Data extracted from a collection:
◆ ◆ ◆ ◆ ◆ ◆ ◆

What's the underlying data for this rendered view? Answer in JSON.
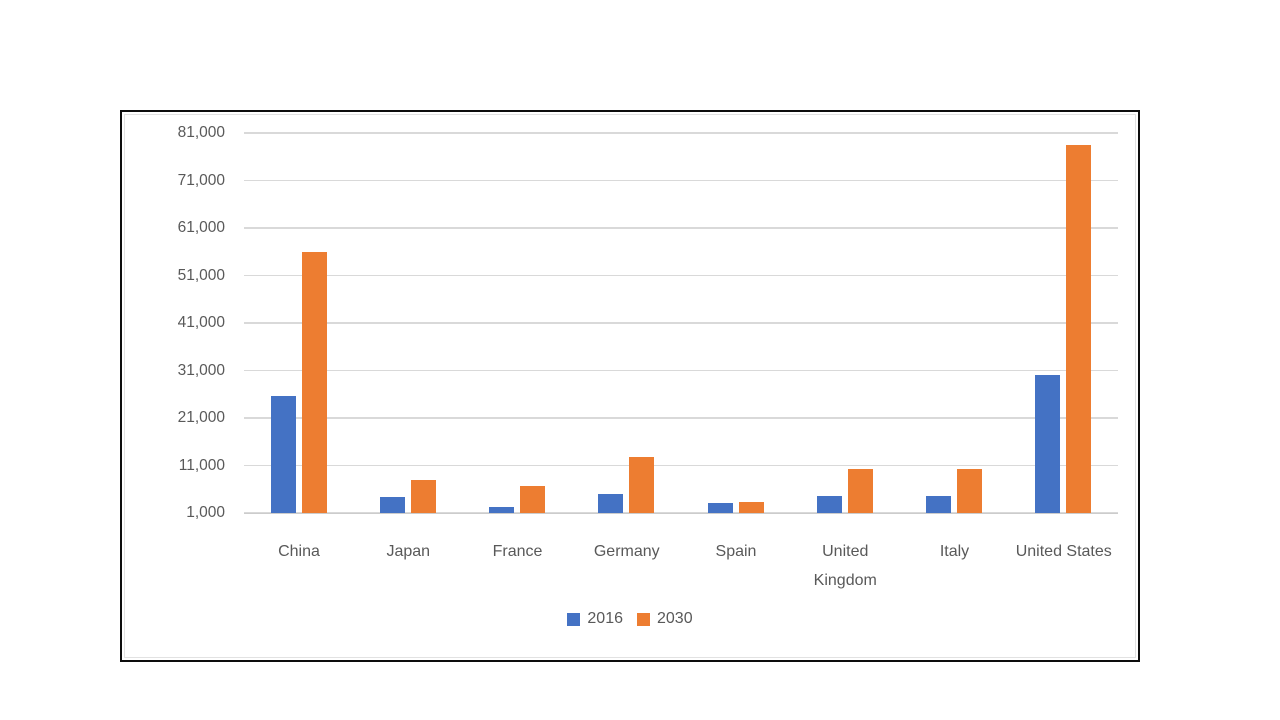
{
  "frame": {
    "border_color": "#0d0d0d",
    "background": "#ffffff"
  },
  "chart_data": {
    "type": "bar",
    "title": "",
    "xlabel": "",
    "ylabel": "",
    "categories": [
      "China",
      "Japan",
      "France",
      "Germany",
      "Spain",
      "United Kingdom",
      "Italy",
      "United States"
    ],
    "series": [
      {
        "name": "2016",
        "color": "#4472C4",
        "values": [
          25600,
          4400,
          2200,
          5100,
          3100,
          4600,
          4600,
          30100
        ]
      },
      {
        "name": "2030",
        "color": "#ED7D31",
        "values": [
          56000,
          7900,
          6700,
          12700,
          3400,
          10200,
          10300,
          78500
        ]
      }
    ],
    "ylim": [
      1000,
      81000
    ],
    "y_tick_interval": 10000,
    "y_tick_labels": [
      "1,000",
      "11,000",
      "21,000",
      "31,000",
      "41,000",
      "51,000",
      "61,000",
      "71,000",
      "81,000"
    ],
    "grid": true,
    "gridline_color": "#d9d9d9",
    "axis_text_color": "#595959",
    "legend_position": "bottom-center",
    "legend_entries": [
      "2016",
      "2030"
    ]
  }
}
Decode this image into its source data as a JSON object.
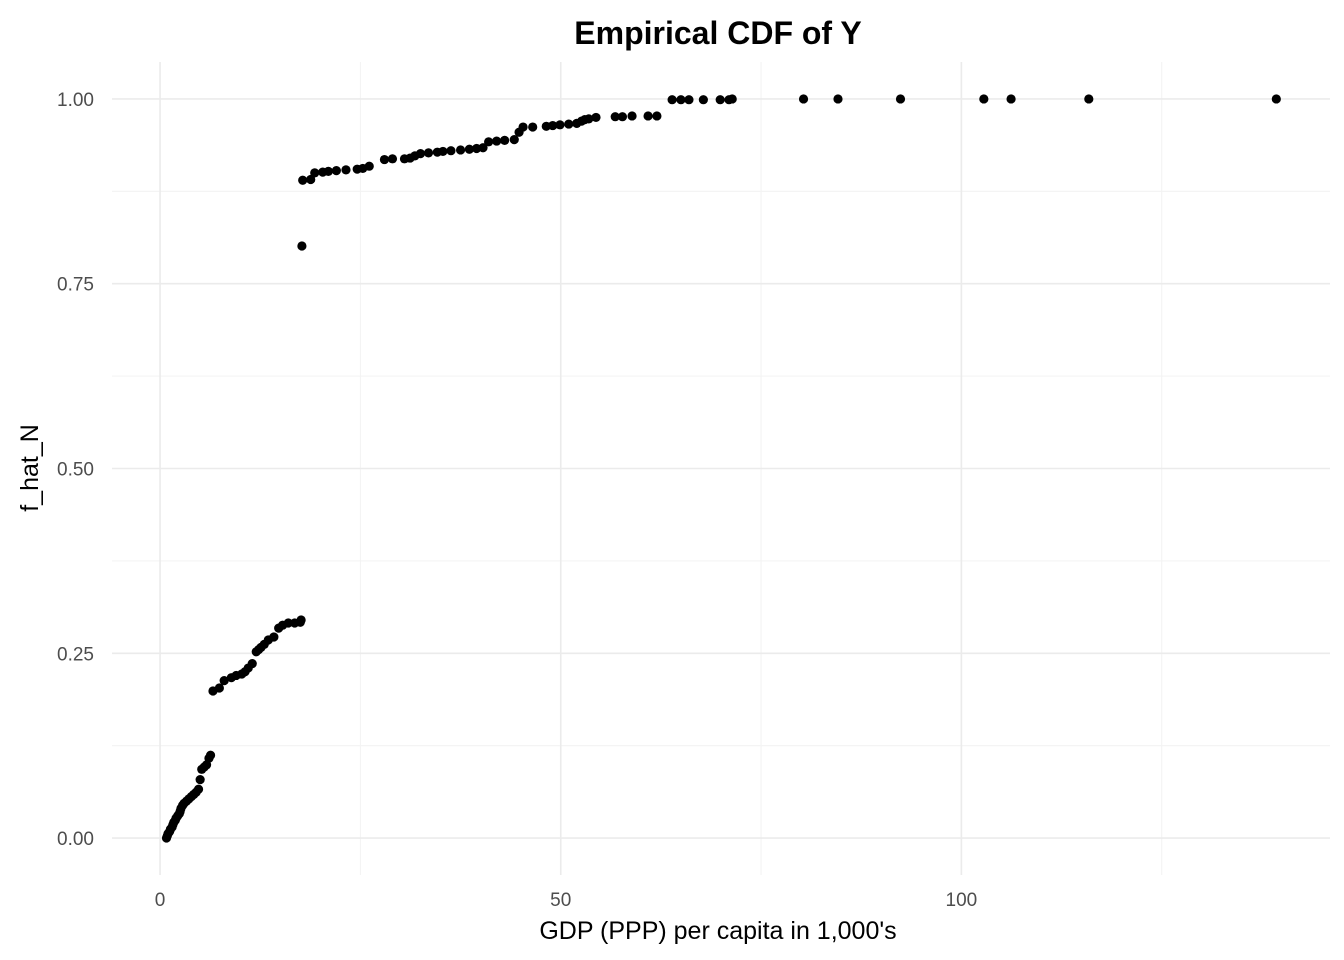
{
  "chart_data": {
    "type": "scatter",
    "title": "Empirical CDF of Y",
    "xlabel": "GDP (PPP) per capita in 1,000's",
    "ylabel": "f_hat_N",
    "xlim": [
      -6,
      146
    ],
    "ylim": [
      -0.05,
      1.05
    ],
    "x_ticks": [
      0,
      50,
      100
    ],
    "x_tick_labels": [
      "0",
      "50",
      "100"
    ],
    "y_ticks": [
      0,
      0.25,
      0.5,
      0.75,
      1.0
    ],
    "y_tick_labels": [
      "0.00",
      "0.25",
      "0.50",
      "0.75",
      "1.00"
    ],
    "grid": true,
    "color": "#000000",
    "series": [
      {
        "points": [
          [
            0.8,
            0.0
          ],
          [
            0.9,
            0.003
          ],
          [
            1.0,
            0.006
          ],
          [
            1.2,
            0.009
          ],
          [
            1.3,
            0.012
          ],
          [
            1.5,
            0.015
          ],
          [
            1.6,
            0.018
          ],
          [
            1.7,
            0.021
          ],
          [
            1.9,
            0.024
          ],
          [
            2.0,
            0.027
          ],
          [
            2.2,
            0.03
          ],
          [
            2.4,
            0.033
          ],
          [
            2.5,
            0.036
          ],
          [
            2.6,
            0.04
          ],
          [
            2.8,
            0.044
          ],
          [
            3.0,
            0.047
          ],
          [
            3.3,
            0.05
          ],
          [
            3.6,
            0.053
          ],
          [
            3.9,
            0.056
          ],
          [
            4.2,
            0.059
          ],
          [
            4.5,
            0.062
          ],
          [
            4.8,
            0.066
          ],
          [
            5.0,
            0.079
          ],
          [
            5.2,
            0.093
          ],
          [
            5.5,
            0.096
          ],
          [
            5.8,
            0.099
          ],
          [
            6.1,
            0.108
          ],
          [
            6.3,
            0.112
          ],
          [
            6.6,
            0.199
          ],
          [
            7.4,
            0.203
          ],
          [
            8.0,
            0.213
          ],
          [
            8.9,
            0.217
          ],
          [
            9.5,
            0.22
          ],
          [
            10.2,
            0.222
          ],
          [
            10.6,
            0.225
          ],
          [
            11.0,
            0.23
          ],
          [
            11.5,
            0.236
          ],
          [
            12.0,
            0.252
          ],
          [
            12.3,
            0.255
          ],
          [
            12.6,
            0.258
          ],
          [
            13.0,
            0.262
          ],
          [
            13.5,
            0.268
          ],
          [
            14.2,
            0.272
          ],
          [
            14.8,
            0.284
          ],
          [
            15.3,
            0.288
          ],
          [
            16.0,
            0.291
          ],
          [
            16.8,
            0.291
          ],
          [
            17.5,
            0.292
          ],
          [
            17.6,
            0.295
          ],
          [
            17.7,
            0.801
          ],
          [
            17.8,
            0.89
          ],
          [
            18.8,
            0.891
          ],
          [
            19.3,
            0.9
          ],
          [
            20.3,
            0.901
          ],
          [
            21.0,
            0.902
          ],
          [
            22.0,
            0.903
          ],
          [
            23.2,
            0.904
          ],
          [
            24.6,
            0.905
          ],
          [
            25.3,
            0.906
          ],
          [
            26.1,
            0.909
          ],
          [
            28.0,
            0.918
          ],
          [
            29.0,
            0.919
          ],
          [
            30.5,
            0.919
          ],
          [
            31.2,
            0.92
          ],
          [
            31.8,
            0.923
          ],
          [
            32.5,
            0.926
          ],
          [
            33.5,
            0.927
          ],
          [
            34.6,
            0.928
          ],
          [
            35.3,
            0.929
          ],
          [
            36.3,
            0.93
          ],
          [
            37.5,
            0.931
          ],
          [
            38.6,
            0.932
          ],
          [
            39.5,
            0.933
          ],
          [
            40.3,
            0.934
          ],
          [
            41.0,
            0.942
          ],
          [
            42.0,
            0.943
          ],
          [
            43.0,
            0.944
          ],
          [
            44.2,
            0.945
          ],
          [
            44.8,
            0.955
          ],
          [
            45.3,
            0.962
          ],
          [
            46.5,
            0.962
          ],
          [
            48.2,
            0.963
          ],
          [
            49.0,
            0.964
          ],
          [
            49.9,
            0.965
          ],
          [
            51.0,
            0.966
          ],
          [
            52.0,
            0.967
          ],
          [
            52.6,
            0.97
          ],
          [
            53.0,
            0.972
          ],
          [
            53.5,
            0.973
          ],
          [
            54.4,
            0.975
          ],
          [
            56.8,
            0.976
          ],
          [
            57.7,
            0.976
          ],
          [
            58.9,
            0.977
          ],
          [
            60.9,
            0.977
          ],
          [
            62.0,
            0.977
          ],
          [
            63.9,
            0.999
          ],
          [
            65.0,
            0.999
          ],
          [
            66.0,
            0.999
          ],
          [
            67.8,
            0.999
          ],
          [
            69.9,
            0.999
          ],
          [
            71.0,
            0.999
          ],
          [
            71.4,
            1.0
          ],
          [
            80.3,
            1.0
          ],
          [
            84.6,
            1.0
          ],
          [
            92.4,
            1.0
          ],
          [
            102.8,
            1.0
          ],
          [
            106.2,
            1.0
          ],
          [
            115.9,
            1.0
          ],
          [
            139.3,
            1.0
          ]
        ]
      }
    ]
  }
}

◆ ◆ ◆ ◆ ◆ ◆ ◆

STATED EXERCISE:
Will you restate every entry word for word and omit the images?

EXERCISE SOLUTION:
What's the underlying data for this rendered view? Answer in JSON.
{
  "frame": {
    "border_color": "#0d0d0d",
    "background": "#ffffff"
  },
  "chart_data": {
    "type": "bar",
    "title": "",
    "xlabel": "",
    "ylabel": "",
    "categories": [
      "China",
      "Japan",
      "France",
      "Germany",
      "Spain",
      "United Kingdom",
      "Italy",
      "United States"
    ],
    "series": [
      {
        "name": "2016",
        "color": "#4472C4",
        "values": [
          25600,
          4400,
          2200,
          5100,
          3100,
          4600,
          4600,
          30100
        ]
      },
      {
        "name": "2030",
        "color": "#ED7D31",
        "values": [
          56000,
          7900,
          6700,
          12700,
          3400,
          10200,
          10300,
          78500
        ]
      }
    ],
    "ylim": [
      1000,
      81000
    ],
    "y_tick_interval": 10000,
    "y_tick_labels": [
      "1,000",
      "11,000",
      "21,000",
      "31,000",
      "41,000",
      "51,000",
      "61,000",
      "71,000",
      "81,000"
    ],
    "grid": true,
    "gridline_color": "#d9d9d9",
    "axis_text_color": "#595959",
    "legend_position": "bottom-center",
    "legend_entries": [
      "2016",
      "2030"
    ]
  }
}
Decode this image into its source data as a JSON object.
{
  "chart_data": {
    "type": "scatter",
    "title": "Empirical CDF of Y",
    "xlabel": "GDP (PPP) per capita in 1,000's",
    "ylabel": "f_hat_N",
    "xlim": [
      -6,
      146
    ],
    "ylim": [
      -0.05,
      1.05
    ],
    "x_ticks": [
      0,
      50,
      100
    ],
    "x_tick_labels": [
      "0",
      "50",
      "100"
    ],
    "y_ticks": [
      0,
      0.25,
      0.5,
      0.75,
      1.0
    ],
    "y_tick_labels": [
      "0.00",
      "0.25",
      "0.50",
      "0.75",
      "1.00"
    ],
    "grid": true,
    "color": "#000000",
    "series": [
      {
        "points": [
          [
            0.8,
            0.0
          ],
          [
            0.9,
            0.003
          ],
          [
            1.0,
            0.006
          ],
          [
            1.2,
            0.009
          ],
          [
            1.3,
            0.012
          ],
          [
            1.5,
            0.015
          ],
          [
            1.6,
            0.018
          ],
          [
            1.7,
            0.021
          ],
          [
            1.9,
            0.024
          ],
          [
            2.0,
            0.027
          ],
          [
            2.2,
            0.03
          ],
          [
            2.4,
            0.033
          ],
          [
            2.5,
            0.036
          ],
          [
            2.6,
            0.04
          ],
          [
            2.8,
            0.044
          ],
          [
            3.0,
            0.047
          ],
          [
            3.3,
            0.05
          ],
          [
            3.6,
            0.053
          ],
          [
            3.9,
            0.056
          ],
          [
            4.2,
            0.059
          ],
          [
            4.5,
            0.062
          ],
          [
            4.8,
            0.066
          ],
          [
            5.0,
            0.079
          ],
          [
            5.2,
            0.093
          ],
          [
            5.5,
            0.096
          ],
          [
            5.8,
            0.099
          ],
          [
            6.1,
            0.108
          ],
          [
            6.3,
            0.112
          ],
          [
            6.6,
            0.199
          ],
          [
            7.4,
            0.203
          ],
          [
            8.0,
            0.213
          ],
          [
            8.9,
            0.217
          ],
          [
            9.5,
            0.22
          ],
          [
            10.2,
            0.222
          ],
          [
            10.6,
            0.225
          ],
          [
            11.0,
            0.23
          ],
          [
            11.5,
            0.236
          ],
          [
            12.0,
            0.252
          ],
          [
            12.3,
            0.255
          ],
          [
            12.6,
            0.258
          ],
          [
            13.0,
            0.262
          ],
          [
            13.5,
            0.268
          ],
          [
            14.2,
            0.272
          ],
          [
            14.8,
            0.284
          ],
          [
            15.3,
            0.288
          ],
          [
            16.0,
            0.291
          ],
          [
            16.8,
            0.291
          ],
          [
            17.5,
            0.292
          ],
          [
            17.6,
            0.295
          ],
          [
            17.7,
            0.801
          ],
          [
            17.8,
            0.89
          ],
          [
            18.8,
            0.891
          ],
          [
            19.3,
            0.9
          ],
          [
            20.3,
            0.901
          ],
          [
            21.0,
            0.902
          ],
          [
            22.0,
            0.903
          ],
          [
            23.2,
            0.904
          ],
          [
            24.6,
            0.905
          ],
          [
            25.3,
            0.906
          ],
          [
            26.1,
            0.909
          ],
          [
            28.0,
            0.918
          ],
          [
            29.0,
            0.919
          ],
          [
            30.5,
            0.919
          ],
          [
            31.2,
            0.92
          ],
          [
            31.8,
            0.923
          ],
          [
            32.5,
            0.926
          ],
          [
            33.5,
            0.927
          ],
          [
            34.6,
            0.928
          ],
          [
            35.3,
            0.929
          ],
          [
            36.3,
            0.93
          ],
          [
            37.5,
            0.931
          ],
          [
            38.6,
            0.932
          ],
          [
            39.5,
            0.933
          ],
          [
            40.3,
            0.934
          ],
          [
            41.0,
            0.942
          ],
          [
            42.0,
            0.943
          ],
          [
            43.0,
            0.944
          ],
          [
            44.2,
            0.945
          ],
          [
            44.8,
            0.955
          ],
          [
            45.3,
            0.962
          ],
          [
            46.5,
            0.962
          ],
          [
            48.2,
            0.963
          ],
          [
            49.0,
            0.964
          ],
          [
            49.9,
            0.965
          ],
          [
            51.0,
            0.966
          ],
          [
            52.0,
            0.967
          ],
          [
            52.6,
            0.97
          ],
          [
            53.0,
            0.972
          ],
          [
            53.5,
            0.973
          ],
          [
            54.4,
            0.975
          ],
          [
            56.8,
            0.976
          ],
          [
            57.7,
            0.976
          ],
          [
            58.9,
            0.977
          ],
          [
            60.9,
            0.977
          ],
          [
            62.0,
            0.977
          ],
          [
            63.9,
            0.999
          ],
          [
            65.0,
            0.999
          ],
          [
            66.0,
            0.999
          ],
          [
            67.8,
            0.999
          ],
          [
            69.9,
            0.999
          ],
          [
            71.0,
            0.999
          ],
          [
            71.4,
            1.0
          ],
          [
            80.3,
            1.0
          ],
          [
            84.6,
            1.0
          ],
          [
            92.4,
            1.0
          ],
          [
            102.8,
            1.0
          ],
          [
            106.2,
            1.0
          ],
          [
            115.9,
            1.0
          ],
          [
            139.3,
            1.0
          ]
        ]
      }
    ]
  }
}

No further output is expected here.